* **Task requirements**
Look for the string "hands" in the lines and copy each line that has it.

* **Material for this exercise**
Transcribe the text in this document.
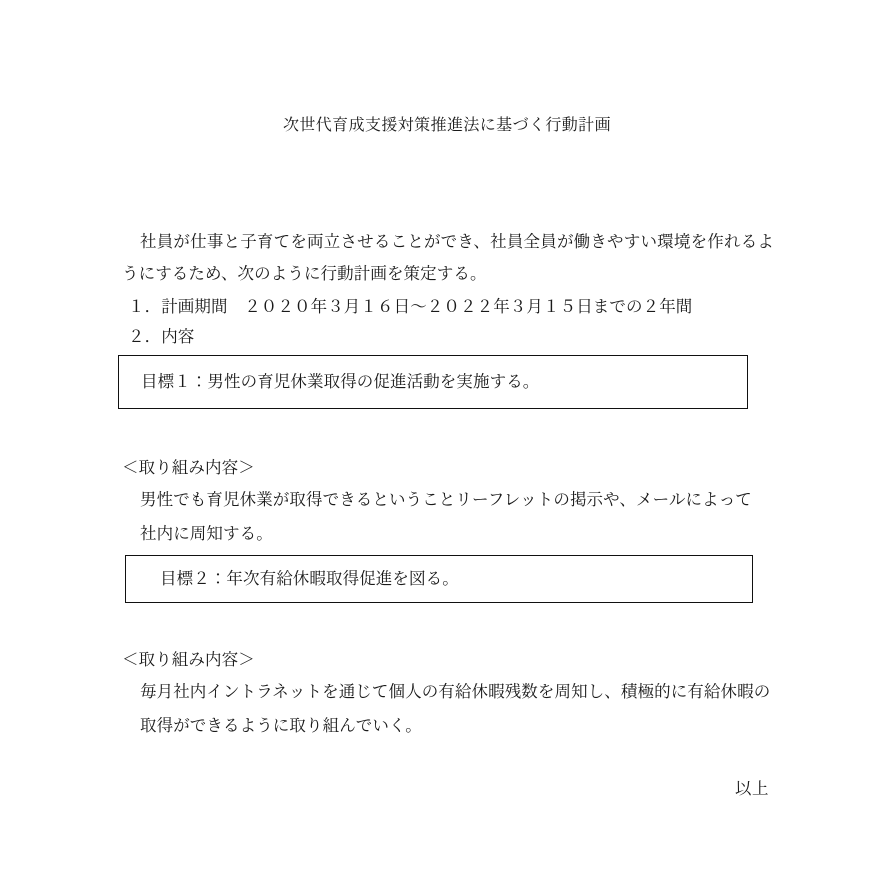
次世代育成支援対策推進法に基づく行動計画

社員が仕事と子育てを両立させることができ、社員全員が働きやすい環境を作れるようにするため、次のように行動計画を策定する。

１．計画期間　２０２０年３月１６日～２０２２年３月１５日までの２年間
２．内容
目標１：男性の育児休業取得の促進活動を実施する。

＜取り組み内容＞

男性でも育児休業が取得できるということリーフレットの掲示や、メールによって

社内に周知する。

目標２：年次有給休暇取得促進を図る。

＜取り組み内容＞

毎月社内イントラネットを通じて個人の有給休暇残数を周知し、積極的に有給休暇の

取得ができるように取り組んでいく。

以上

==

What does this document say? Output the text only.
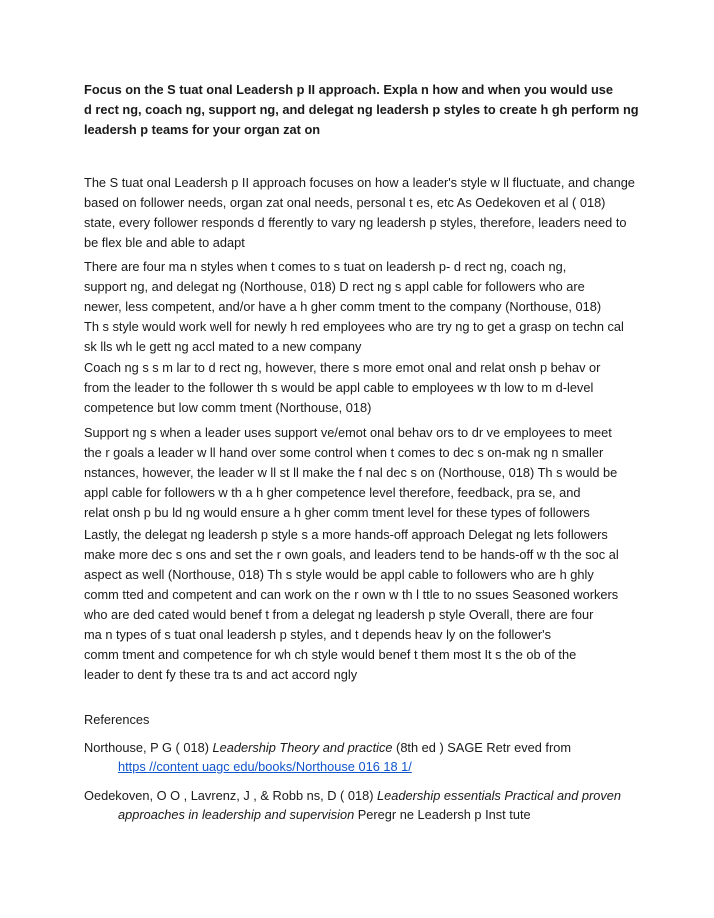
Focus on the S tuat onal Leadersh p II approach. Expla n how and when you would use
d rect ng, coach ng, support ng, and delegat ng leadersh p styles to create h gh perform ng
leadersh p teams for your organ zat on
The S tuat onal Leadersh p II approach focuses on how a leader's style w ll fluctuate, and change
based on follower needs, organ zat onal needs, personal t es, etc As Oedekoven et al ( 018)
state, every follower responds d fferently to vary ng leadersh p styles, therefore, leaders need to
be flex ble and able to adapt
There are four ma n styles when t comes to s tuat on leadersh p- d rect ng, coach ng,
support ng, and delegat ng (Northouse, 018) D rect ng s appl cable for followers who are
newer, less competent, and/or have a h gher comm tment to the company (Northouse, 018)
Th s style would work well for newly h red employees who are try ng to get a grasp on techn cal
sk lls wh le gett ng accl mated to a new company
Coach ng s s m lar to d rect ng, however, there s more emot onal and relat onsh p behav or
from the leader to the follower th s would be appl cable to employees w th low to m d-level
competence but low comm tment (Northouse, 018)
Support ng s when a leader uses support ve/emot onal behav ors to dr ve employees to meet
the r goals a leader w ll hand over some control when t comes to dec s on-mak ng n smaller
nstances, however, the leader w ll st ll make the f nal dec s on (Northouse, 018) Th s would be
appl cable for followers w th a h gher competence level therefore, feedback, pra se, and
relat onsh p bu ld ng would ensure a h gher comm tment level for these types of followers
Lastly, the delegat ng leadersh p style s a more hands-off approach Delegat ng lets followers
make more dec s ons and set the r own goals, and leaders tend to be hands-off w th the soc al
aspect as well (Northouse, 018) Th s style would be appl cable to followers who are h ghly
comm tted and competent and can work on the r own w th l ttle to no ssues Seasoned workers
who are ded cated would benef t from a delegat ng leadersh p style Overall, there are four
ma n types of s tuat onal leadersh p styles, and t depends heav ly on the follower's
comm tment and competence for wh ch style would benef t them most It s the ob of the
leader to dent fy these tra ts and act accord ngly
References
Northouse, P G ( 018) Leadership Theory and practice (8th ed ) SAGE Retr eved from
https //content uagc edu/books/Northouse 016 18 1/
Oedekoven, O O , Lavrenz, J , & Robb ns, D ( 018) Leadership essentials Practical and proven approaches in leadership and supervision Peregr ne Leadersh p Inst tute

--

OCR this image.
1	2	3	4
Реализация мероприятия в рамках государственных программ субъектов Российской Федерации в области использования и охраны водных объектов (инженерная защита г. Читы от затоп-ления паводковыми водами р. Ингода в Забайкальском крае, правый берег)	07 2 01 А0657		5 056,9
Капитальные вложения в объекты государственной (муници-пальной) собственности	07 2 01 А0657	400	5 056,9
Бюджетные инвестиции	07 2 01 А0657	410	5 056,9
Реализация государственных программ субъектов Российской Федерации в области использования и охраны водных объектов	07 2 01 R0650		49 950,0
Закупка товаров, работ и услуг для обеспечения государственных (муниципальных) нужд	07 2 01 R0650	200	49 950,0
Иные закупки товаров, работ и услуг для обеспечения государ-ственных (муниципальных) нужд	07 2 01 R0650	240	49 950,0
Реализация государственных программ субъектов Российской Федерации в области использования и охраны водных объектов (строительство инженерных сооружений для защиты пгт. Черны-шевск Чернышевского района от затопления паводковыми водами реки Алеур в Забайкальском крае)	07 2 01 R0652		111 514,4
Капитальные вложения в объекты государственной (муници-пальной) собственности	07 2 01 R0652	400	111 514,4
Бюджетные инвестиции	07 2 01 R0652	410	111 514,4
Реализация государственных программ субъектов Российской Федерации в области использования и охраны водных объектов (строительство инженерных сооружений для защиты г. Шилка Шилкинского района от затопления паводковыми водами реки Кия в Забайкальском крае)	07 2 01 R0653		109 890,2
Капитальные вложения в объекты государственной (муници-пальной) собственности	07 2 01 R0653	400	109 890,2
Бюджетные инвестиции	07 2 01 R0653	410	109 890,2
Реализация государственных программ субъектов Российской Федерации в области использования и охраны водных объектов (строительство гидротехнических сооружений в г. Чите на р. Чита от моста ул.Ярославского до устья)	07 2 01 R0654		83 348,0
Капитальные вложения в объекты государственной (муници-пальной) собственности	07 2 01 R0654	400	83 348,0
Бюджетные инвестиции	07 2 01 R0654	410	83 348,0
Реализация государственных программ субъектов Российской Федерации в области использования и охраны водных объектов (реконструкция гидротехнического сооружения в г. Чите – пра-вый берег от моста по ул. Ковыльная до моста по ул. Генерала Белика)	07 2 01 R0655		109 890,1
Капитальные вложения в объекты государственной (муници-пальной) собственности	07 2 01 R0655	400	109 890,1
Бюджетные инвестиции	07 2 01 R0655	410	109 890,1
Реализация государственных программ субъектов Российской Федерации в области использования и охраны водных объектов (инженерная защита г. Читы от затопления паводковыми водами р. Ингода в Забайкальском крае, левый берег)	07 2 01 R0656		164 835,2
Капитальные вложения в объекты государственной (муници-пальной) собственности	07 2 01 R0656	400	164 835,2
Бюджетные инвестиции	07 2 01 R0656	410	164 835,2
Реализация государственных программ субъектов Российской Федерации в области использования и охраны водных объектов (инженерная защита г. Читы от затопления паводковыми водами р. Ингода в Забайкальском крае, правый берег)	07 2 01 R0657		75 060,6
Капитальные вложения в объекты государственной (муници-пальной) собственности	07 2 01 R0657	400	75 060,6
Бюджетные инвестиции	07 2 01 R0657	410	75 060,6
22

* **Response**
Lastly, the delegat ng leadersh p style s a more hands-off approach Delegat ng lets followers
make more dec s ons and set the r own goals, and leaders tend to be hands-off w th the soc al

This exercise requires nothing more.